**Some records:**
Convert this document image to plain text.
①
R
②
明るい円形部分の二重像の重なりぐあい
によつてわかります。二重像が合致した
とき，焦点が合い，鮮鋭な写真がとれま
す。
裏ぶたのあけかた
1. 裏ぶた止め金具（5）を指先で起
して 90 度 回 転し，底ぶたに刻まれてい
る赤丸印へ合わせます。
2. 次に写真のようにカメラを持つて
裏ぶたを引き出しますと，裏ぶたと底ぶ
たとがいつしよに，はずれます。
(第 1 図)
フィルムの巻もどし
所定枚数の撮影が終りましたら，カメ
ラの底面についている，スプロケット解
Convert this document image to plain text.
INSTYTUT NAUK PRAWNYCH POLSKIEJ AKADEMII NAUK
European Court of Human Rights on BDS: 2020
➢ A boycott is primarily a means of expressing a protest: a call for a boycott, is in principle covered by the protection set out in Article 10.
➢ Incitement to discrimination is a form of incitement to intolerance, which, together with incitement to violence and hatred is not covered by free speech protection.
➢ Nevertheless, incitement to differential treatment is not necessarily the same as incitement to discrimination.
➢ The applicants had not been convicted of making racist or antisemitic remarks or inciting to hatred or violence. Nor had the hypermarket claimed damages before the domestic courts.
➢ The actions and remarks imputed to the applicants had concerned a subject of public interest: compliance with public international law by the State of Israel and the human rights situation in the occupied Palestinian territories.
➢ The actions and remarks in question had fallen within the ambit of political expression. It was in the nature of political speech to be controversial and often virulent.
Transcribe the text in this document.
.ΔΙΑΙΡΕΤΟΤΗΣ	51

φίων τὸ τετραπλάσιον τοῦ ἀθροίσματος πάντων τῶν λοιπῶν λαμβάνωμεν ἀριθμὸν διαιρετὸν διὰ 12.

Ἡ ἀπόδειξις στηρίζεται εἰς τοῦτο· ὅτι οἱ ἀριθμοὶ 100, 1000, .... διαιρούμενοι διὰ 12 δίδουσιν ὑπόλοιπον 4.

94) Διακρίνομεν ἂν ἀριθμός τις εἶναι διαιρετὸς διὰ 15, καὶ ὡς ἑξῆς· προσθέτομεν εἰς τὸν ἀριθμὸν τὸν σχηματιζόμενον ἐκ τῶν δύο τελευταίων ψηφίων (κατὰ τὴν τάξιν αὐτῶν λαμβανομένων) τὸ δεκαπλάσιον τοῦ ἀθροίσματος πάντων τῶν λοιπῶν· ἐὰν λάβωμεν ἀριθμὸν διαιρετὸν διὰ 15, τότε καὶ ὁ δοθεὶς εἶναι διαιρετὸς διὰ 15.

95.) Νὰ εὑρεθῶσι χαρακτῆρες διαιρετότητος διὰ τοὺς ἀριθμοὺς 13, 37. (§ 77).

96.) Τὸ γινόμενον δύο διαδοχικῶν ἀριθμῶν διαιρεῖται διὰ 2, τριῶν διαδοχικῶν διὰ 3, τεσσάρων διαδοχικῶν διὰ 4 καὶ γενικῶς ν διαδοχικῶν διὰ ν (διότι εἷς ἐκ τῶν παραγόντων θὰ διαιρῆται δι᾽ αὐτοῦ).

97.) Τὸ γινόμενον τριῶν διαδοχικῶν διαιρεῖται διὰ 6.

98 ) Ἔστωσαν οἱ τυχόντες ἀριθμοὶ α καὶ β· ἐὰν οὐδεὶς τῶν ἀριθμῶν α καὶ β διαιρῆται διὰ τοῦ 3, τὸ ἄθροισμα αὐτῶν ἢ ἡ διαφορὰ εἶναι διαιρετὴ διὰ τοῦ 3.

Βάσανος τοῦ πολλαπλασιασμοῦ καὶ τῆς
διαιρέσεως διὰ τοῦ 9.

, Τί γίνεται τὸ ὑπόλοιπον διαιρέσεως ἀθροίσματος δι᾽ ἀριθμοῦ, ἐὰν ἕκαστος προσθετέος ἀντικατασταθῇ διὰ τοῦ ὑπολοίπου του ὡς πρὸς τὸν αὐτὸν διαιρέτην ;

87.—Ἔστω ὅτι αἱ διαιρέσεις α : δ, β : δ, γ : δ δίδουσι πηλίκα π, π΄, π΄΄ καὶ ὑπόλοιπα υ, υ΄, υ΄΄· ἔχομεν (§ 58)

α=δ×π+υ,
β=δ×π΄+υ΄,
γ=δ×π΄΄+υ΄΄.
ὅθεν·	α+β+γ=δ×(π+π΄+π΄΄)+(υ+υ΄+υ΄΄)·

**Task statement:** Transcribe every entry word for word.

**Answer to this exercise:**
Convert this document image to plain text.
①
R
②
明るい円形部分の二重像の重なりぐあい
によつてわかります。二重像が合致した
とき，焦点が合い，鮮鋭な写真がとれま
す。
裏ぶたのあけかた
1. 裏ぶた止め金具（5）を指先で起
して 90 度 回 転し，底ぶたに刻まれてい
る赤丸印へ合わせます。
2. 次に写真のようにカメラを持つて
裏ぶたを引き出しますと，裏ぶたと底ぶ
たとがいつしよに，はずれます。
(第 1 図)
フィルムの巻もどし
所定枚数の撮影が終りましたら，カメ
ラの底面についている，スプロケット解
Convert this document image to plain text.
INSTYTUT NAUK PRAWNYCH POLSKIEJ AKADEMII NAUK
European Court of Human Rights on BDS: 2020
➢ A boycott is primarily a means of expressing a protest: a call for a boycott, is in principle covered by the protection set out in Article 10.
➢ Incitement to discrimination is a form of incitement to intolerance, which, together with incitement to violence and hatred is not covered by free speech protection.
➢ Nevertheless, incitement to differential treatment is not necessarily the same as incitement to discrimination.
➢ The applicants had not been convicted of making racist or antisemitic remarks or inciting to hatred or violence. Nor had the hypermarket claimed damages before the domestic courts.
➢ The actions and remarks imputed to the applicants had concerned a subject of public interest: compliance with public international law by the State of Israel and the human rights situation in the occupied Palestinian territories.
➢ The actions and remarks in question had fallen within the ambit of political expression. It was in the nature of political speech to be controversial and often virulent.
Transcribe the text in this document.
.ΔΙΑΙΡΕΤΟΤΗΣ	51

φίων τὸ τετραπλάσιον τοῦ ἀθροίσματος πάντων τῶν λοιπῶν λαμβάνωμεν ἀριθμὸν διαιρετὸν διὰ 12.

Ἡ ἀπόδειξις στηρίζεται εἰς τοῦτο· ὅτι οἱ ἀριθμοὶ 100, 1000, .... διαιρούμενοι διὰ 12 δίδουσιν ὑπόλοιπον 4.

94) Διακρίνομεν ἂν ἀριθμός τις εἶναι διαιρετὸς διὰ 15, καὶ ὡς ἑξῆς· προσθέτομεν εἰς τὸν ἀριθμὸν τὸν σχηματιζόμενον ἐκ τῶν δύο τελευταίων ψηφίων (κατὰ τὴν τάξιν αὐτῶν λαμβανομένων) τὸ δεκαπλάσιον τοῦ ἀθροίσματος πάντων τῶν λοιπῶν· ἐὰν λάβωμεν ἀριθμὸν διαιρετὸν διὰ 15, τότε καὶ ὁ δοθεὶς εἶναι διαιρετὸς διὰ 15.

95.) Νὰ εὑρεθῶσι χαρακτῆρες διαιρετότητος διὰ τοὺς ἀριθμοὺς 13, 37. (§ 77).

96.) Τὸ γινόμενον δύο διαδοχικῶν ἀριθμῶν διαιρεῖται διὰ 2, τριῶν διαδοχικῶν διὰ 3, τεσσάρων διαδοχικῶν διὰ 4 καὶ γενικῶς ν διαδοχικῶν διὰ ν (διότι εἷς ἐκ τῶν παραγόντων θὰ διαιρῆται δι᾽ αὐτοῦ).

97.) Τὸ γινόμενον τριῶν διαδοχικῶν διαιρεῖται διὰ 6.

98 ) Ἔστωσαν οἱ τυχόντες ἀριθμοὶ α καὶ β· ἐὰν οὐδεὶς τῶν ἀριθμῶν α καὶ β διαιρῆται διὰ τοῦ 3, τὸ ἄθροισμα αὐτῶν ἢ ἡ διαφορὰ εἶναι διαιρετὴ διὰ τοῦ 3.

Βάσανος τοῦ πολλαπλασιασμοῦ καὶ τῆς
διαιρέσεως διὰ τοῦ 9.

, Τί γίνεται τὸ ὑπόλοιπον διαιρέσεως ἀθροίσματος δι᾽ ἀριθμοῦ, ἐὰν ἕκαστος προσθετέος ἀντικατασταθῇ διὰ τοῦ ὑπολοίπου του ὡς πρὸς τὸν αὐτὸν διαιρέτην ;

87.—Ἔστω ὅτι αἱ διαιρέσεις α : δ, β : δ, γ : δ δίδουσι πηλίκα π, π΄, π΄΄ καὶ ὑπόλοιπα υ, υ΄, υ΄΄· ἔχομεν (§ 58)

α=δ×π+υ,
β=δ×π΄+υ΄,
γ=δ×π΄΄+υ΄΄.
ὅθεν·	α+β+γ=δ×(π+π΄+π΄΄)+(υ+υ΄+υ΄΄)·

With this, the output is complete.